▸ **PROBLEM DESCRIPTION**: Print the entries in full, word for word, but not the pictures.

▸ **EXERCISE MATERIAL**:
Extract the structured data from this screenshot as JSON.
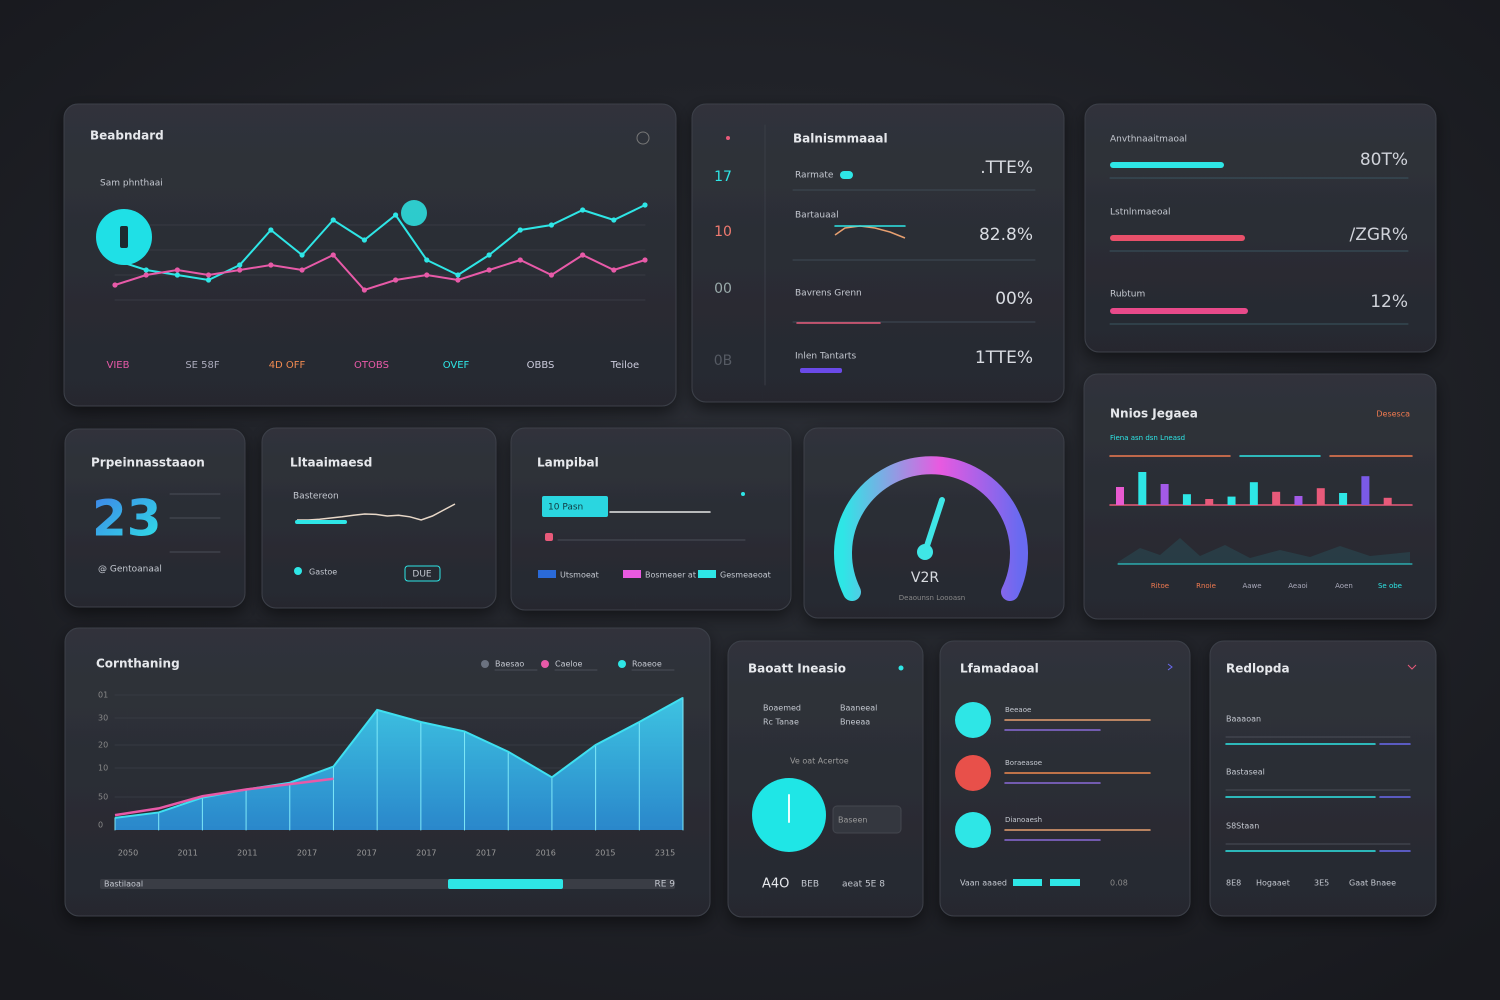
{
  "main_chart": {
    "type": "line",
    "title": "Beabndard",
    "subtitle": "Sam phnthaai",
    "x_labels": [
      "VIEB",
      "SE 58F",
      "4D OFF",
      "OTOBS",
      "OVEF",
      "OBBS",
      "Teiloe"
    ],
    "ylim": [
      0,
      100
    ],
    "series": [
      {
        "color": "#2ee6e6",
        "values": [
          40,
          30,
          25,
          20,
          35,
          70,
          45,
          80,
          60,
          85,
          40,
          25,
          45,
          70,
          75,
          90,
          80,
          95
        ]
      },
      {
        "color": "#e85aa8",
        "values": [
          15,
          25,
          30,
          25,
          30,
          35,
          30,
          45,
          10,
          20,
          25,
          20,
          30,
          40,
          25,
          45,
          30,
          40
        ]
      }
    ]
  },
  "metrics_list": {
    "title": "Balnismmaaal",
    "side_labels": [
      "17",
      "10",
      "00",
      "0B"
    ],
    "rows": [
      {
        "label": "Rarmate",
        "value": ".TTE%"
      },
      {
        "label": "Bartauaal",
        "value": "82.8%"
      },
      {
        "label": "Bavrens Grenn",
        "value": "00%"
      },
      {
        "label": "Inlen Tantarts",
        "value": "1TTE%"
      }
    ]
  },
  "progress": {
    "xlim": [
      0,
      100
    ],
    "rows": [
      {
        "label": "Anvthnaaitmaoal",
        "value": "80T%",
        "fill": 38,
        "color": "#2ee6e6"
      },
      {
        "label": "Lstnlnmaeoal",
        "value": "/ZGR%",
        "fill": 45,
        "color": "#e8506a"
      },
      {
        "label": "Rubtum",
        "value": "12%",
        "fill": 46,
        "color": "#e84a8a"
      }
    ]
  },
  "counter": {
    "title": "Prpeinnasstaaon",
    "value": 23,
    "caption": "@ Gentoanaal"
  },
  "sparkline_card": {
    "title": "Lltaaimaesd",
    "subtitle": "Bastereon",
    "legend": "Gastoe",
    "button": "DUE",
    "ylim": [
      0,
      100
    ],
    "values": [
      30,
      30,
      32,
      35,
      38,
      42,
      45,
      44,
      40,
      42,
      38,
      30,
      40,
      55,
      70
    ]
  },
  "slider_card": {
    "title": "Lampibal",
    "chip": "10 Pasn",
    "legend": [
      "Utsmoeat",
      "Bosmeaer at",
      "Gesmeaeoat"
    ]
  },
  "gauge": {
    "label": "V2R",
    "caption": "Deaounsn Loooasn"
  },
  "bar_panel": {
    "type": "bar",
    "title": "Nnios Jegaea",
    "tag": "Desesca",
    "note": "Fiena asn dsn Lneasd",
    "ylim": [
      0,
      100
    ],
    "values": [
      30,
      55,
      35,
      18,
      10,
      14,
      38,
      22,
      15,
      28,
      20,
      48,
      12
    ],
    "colors": [
      "#e85ad0",
      "#2ee6e6",
      "#a35ae8",
      "#2ee6e6",
      "#e85a7a",
      "#2ee6e6",
      "#2ee6e6",
      "#e85a7a",
      "#a35ae8",
      "#e85a7a",
      "#2ee6e6",
      "#7a5ae8",
      "#e85a7a"
    ],
    "x_labels": [
      "Ritoe",
      "Rnoie",
      "Aawe",
      "Aeaoi",
      "Aoen",
      "Se obe"
    ]
  },
  "area_chart": {
    "type": "area",
    "title": "Cornthaning",
    "legend": [
      {
        "name": "Baesao",
        "color": "#6b7280"
      },
      {
        "name": "Caeloe",
        "color": "#e85aa8"
      },
      {
        "name": "Roaeoe",
        "color": "#2ee6e6"
      }
    ],
    "y_labels": [
      "01",
      "30",
      "20",
      "10",
      "50",
      "0"
    ],
    "x_labels": [
      "2050",
      "2011",
      "2011",
      "2017",
      "2017",
      "2017",
      "2017",
      "2016",
      "2015",
      "2315"
    ],
    "ylim": [
      0,
      100
    ],
    "values": [
      9,
      13,
      24,
      30,
      35,
      47,
      89,
      80,
      73,
      58,
      39,
      63,
      80,
      98
    ],
    "pink": [
      11,
      16,
      25,
      30,
      34,
      38,
      null,
      null,
      null,
      null,
      null,
      null,
      null,
      null
    ],
    "footer": "Bastilaoal",
    "footer_right": "RE 9"
  },
  "card_a": {
    "title": "Baoatt Ineasio",
    "cols": [
      [
        "Boaemed",
        "Rc Tanae"
      ],
      [
        "Baaneeal",
        "Bneeaa"
      ]
    ],
    "note": "Ve oat Acertoe",
    "chip": "Baseen",
    "footer": [
      "A4O",
      "BEB",
      "aeat 5E 8"
    ]
  },
  "card_b": {
    "title": "Lfamadaoal",
    "rows": [
      {
        "label": "Beeaoe",
        "color": "#2ee6e6"
      },
      {
        "label": "Boraeasoe",
        "color": "#e8504a"
      },
      {
        "label": "Dianoaesh",
        "color": "#2ee6e6"
      }
    ],
    "footer": [
      "Vaan aaaed",
      "0.08"
    ]
  },
  "card_c": {
    "title": "Redlopda",
    "rows": [
      "Baaaoan",
      "Bastaseal",
      "S8Staan"
    ],
    "footer": [
      "8E8",
      "Hogaaet",
      "3E5",
      "Gaat Bnaee"
    ]
  }
}
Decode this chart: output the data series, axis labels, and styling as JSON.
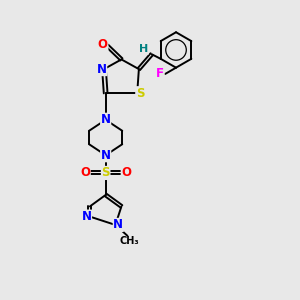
{
  "bg_color": "#e8e8e8",
  "bond_color": "#000000",
  "atom_colors": {
    "O": "#ff0000",
    "S": "#cccc00",
    "N": "#0000ff",
    "F": "#ff00ff",
    "H": "#008080",
    "C": "#000000"
  },
  "title": ""
}
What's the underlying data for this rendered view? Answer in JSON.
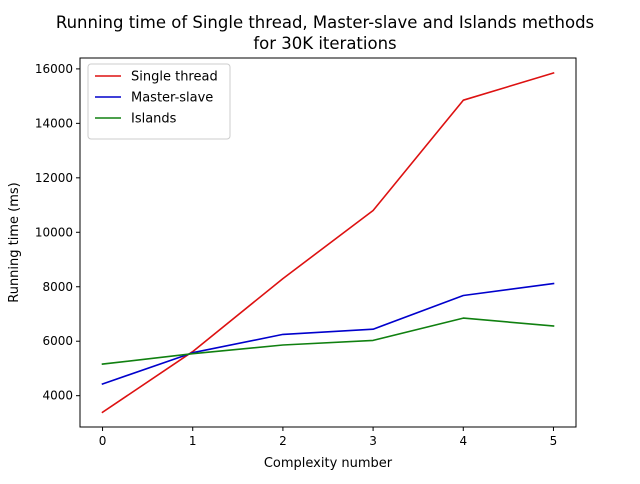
{
  "chart_data": {
    "type": "line",
    "title": "Running time of Single thread, Master-slave and Islands methods for 30K iterations",
    "title_lines": [
      "Running time of Single thread, Master-slave and Islands methods",
      "for 30K iterations"
    ],
    "xlabel": "Complexity number",
    "ylabel": "Running time (ms)",
    "x": [
      0,
      1,
      2,
      3,
      4,
      5
    ],
    "xticks": [
      0,
      1,
      2,
      3,
      4,
      5
    ],
    "yticks": [
      4000,
      6000,
      8000,
      10000,
      12000,
      14000,
      16000
    ],
    "xlim": [
      -0.25,
      5.25
    ],
    "ylim": [
      2850,
      16400
    ],
    "grid": false,
    "legend_position": "top-left",
    "series": [
      {
        "name": "Single thread",
        "color": "#dd1111",
        "values": [
          3390,
          5620,
          8300,
          10800,
          14850,
          15850
        ]
      },
      {
        "name": "Master-slave",
        "color": "#0000cc",
        "values": [
          4430,
          5580,
          6250,
          6440,
          7680,
          8120
        ]
      },
      {
        "name": "Islands",
        "color": "#108010",
        "values": [
          5160,
          5540,
          5860,
          6030,
          6850,
          6560
        ]
      }
    ]
  }
}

▸ **TASK OUTPUT**:
Extract the structured data from this screenshot as JSON.
{
  "main_chart": {
    "type": "line",
    "title": "Beabndard",
    "subtitle": "Sam phnthaai",
    "x_labels": [
      "VIEB",
      "SE 58F",
      "4D OFF",
      "OTOBS",
      "OVEF",
      "OBBS",
      "Teiloe"
    ],
    "ylim": [
      0,
      100
    ],
    "series": [
      {
        "color": "#2ee6e6",
        "values": [
          40,
          30,
          25,
          20,
          35,
          70,
          45,
          80,
          60,
          85,
          40,
          25,
          45,
          70,
          75,
          90,
          80,
          95
        ]
      },
      {
        "color": "#e85aa8",
        "values": [
          15,
          25,
          30,
          25,
          30,
          35,
          30,
          45,
          10,
          20,
          25,
          20,
          30,
          40,
          25,
          45,
          30,
          40
        ]
      }
    ]
  },
  "metrics_list": {
    "title": "Balnismmaaal",
    "side_labels": [
      "17",
      "10",
      "00",
      "0B"
    ],
    "rows": [
      {
        "label": "Rarmate",
        "value": ".TTE%"
      },
      {
        "label": "Bartauaal",
        "value": "82.8%"
      },
      {
        "label": "Bavrens Grenn",
        "value": "00%"
      },
      {
        "label": "Inlen Tantarts",
        "value": "1TTE%"
      }
    ]
  },
  "progress": {
    "xlim": [
      0,
      100
    ],
    "rows": [
      {
        "label": "Anvthnaaitmaoal",
        "value": "80T%",
        "fill": 38,
        "color": "#2ee6e6"
      },
      {
        "label": "Lstnlnmaeoal",
        "value": "/ZGR%",
        "fill": 45,
        "color": "#e8506a"
      },
      {
        "label": "Rubtum",
        "value": "12%",
        "fill": 46,
        "color": "#e84a8a"
      }
    ]
  },
  "counter": {
    "title": "Prpeinnasstaaon",
    "value": 23,
    "caption": "@ Gentoanaal"
  },
  "sparkline_card": {
    "title": "Lltaaimaesd",
    "subtitle": "Bastereon",
    "legend": "Gastoe",
    "button": "DUE",
    "ylim": [
      0,
      100
    ],
    "values": [
      30,
      30,
      32,
      35,
      38,
      42,
      45,
      44,
      40,
      42,
      38,
      30,
      40,
      55,
      70
    ]
  },
  "slider_card": {
    "title": "Lampibal",
    "chip": "10 Pasn",
    "legend": [
      "Utsmoeat",
      "Bosmeaer at",
      "Gesmeaeoat"
    ]
  },
  "gauge": {
    "label": "V2R",
    "caption": "Deaounsn Loooasn"
  },
  "bar_panel": {
    "type": "bar",
    "title": "Nnios Jegaea",
    "tag": "Desesca",
    "note": "Fiena asn dsn Lneasd",
    "ylim": [
      0,
      100
    ],
    "values": [
      30,
      55,
      35,
      18,
      10,
      14,
      38,
      22,
      15,
      28,
      20,
      48,
      12
    ],
    "colors": [
      "#e85ad0",
      "#2ee6e6",
      "#a35ae8",
      "#2ee6e6",
      "#e85a7a",
      "#2ee6e6",
      "#2ee6e6",
      "#e85a7a",
      "#a35ae8",
      "#e85a7a",
      "#2ee6e6",
      "#7a5ae8",
      "#e85a7a"
    ],
    "x_labels": [
      "Ritoe",
      "Rnoie",
      "Aawe",
      "Aeaoi",
      "Aoen",
      "Se obe"
    ]
  },
  "area_chart": {
    "type": "area",
    "title": "Cornthaning",
    "legend": [
      {
        "name": "Baesao",
        "color": "#6b7280"
      },
      {
        "name": "Caeloe",
        "color": "#e85aa8"
      },
      {
        "name": "Roaeoe",
        "color": "#2ee6e6"
      }
    ],
    "y_labels": [
      "01",
      "30",
      "20",
      "10",
      "50",
      "0"
    ],
    "x_labels": [
      "2050",
      "2011",
      "2011",
      "2017",
      "2017",
      "2017",
      "2017",
      "2016",
      "2015",
      "2315"
    ],
    "ylim": [
      0,
      100
    ],
    "values": [
      9,
      13,
      24,
      30,
      35,
      47,
      89,
      80,
      73,
      58,
      39,
      63,
      80,
      98
    ],
    "pink": [
      11,
      16,
      25,
      30,
      34,
      38,
      null,
      null,
      null,
      null,
      null,
      null,
      null,
      null
    ],
    "footer": "Bastilaoal",
    "footer_right": "RE 9"
  },
  "card_a": {
    "title": "Baoatt Ineasio",
    "cols": [
      [
        "Boaemed",
        "Rc Tanae"
      ],
      [
        "Baaneeal",
        "Bneeaa"
      ]
    ],
    "note": "Ve oat Acertoe",
    "chip": "Baseen",
    "footer": [
      "A4O",
      "BEB",
      "aeat 5E 8"
    ]
  },
  "card_b": {
    "title": "Lfamadaoal",
    "rows": [
      {
        "label": "Beeaoe",
        "color": "#2ee6e6"
      },
      {
        "label": "Boraeasoe",
        "color": "#e8504a"
      },
      {
        "label": "Dianoaesh",
        "color": "#2ee6e6"
      }
    ],
    "footer": [
      "Vaan aaaed",
      "0.08"
    ]
  },
  "card_c": {
    "title": "Redlopda",
    "rows": [
      "Baaaoan",
      "Bastaseal",
      "S8Staan"
    ],
    "footer": [
      "8E8",
      "Hogaaet",
      "3E5",
      "Gaat Bnaee"
    ]
  }
}
Decode this chart: output the data series, axis labels, and styling as JSON.
{
  "bg_color": "#e8e8e8",
  "bond_color": "#000000",
  "atom_colors": {
    "O": "#ff0000",
    "S": "#cccc00",
    "N": "#0000ff",
    "F": "#ff00ff",
    "H": "#008080",
    "C": "#000000"
  },
  "title": ""
}
What's the underlying data for this rendered view? Answer in JSON.
{
  "chart_data": {
    "type": "line",
    "title": "Running time of Single thread, Master-slave and Islands methods for 30K iterations",
    "title_lines": [
      "Running time of Single thread, Master-slave and Islands methods",
      "for 30K iterations"
    ],
    "xlabel": "Complexity number",
    "ylabel": "Running time (ms)",
    "x": [
      0,
      1,
      2,
      3,
      4,
      5
    ],
    "xticks": [
      0,
      1,
      2,
      3,
      4,
      5
    ],
    "yticks": [
      4000,
      6000,
      8000,
      10000,
      12000,
      14000,
      16000
    ],
    "xlim": [
      -0.25,
      5.25
    ],
    "ylim": [
      2850,
      16400
    ],
    "grid": false,
    "legend_position": "top-left",
    "series": [
      {
        "name": "Single thread",
        "color": "#dd1111",
        "values": [
          3390,
          5620,
          8300,
          10800,
          14850,
          15850
        ]
      },
      {
        "name": "Master-slave",
        "color": "#0000cc",
        "values": [
          4430,
          5580,
          6250,
          6440,
          7680,
          8120
        ]
      },
      {
        "name": "Islands",
        "color": "#108010",
        "values": [
          5160,
          5540,
          5860,
          6030,
          6850,
          6560
        ]
      }
    ]
  }
}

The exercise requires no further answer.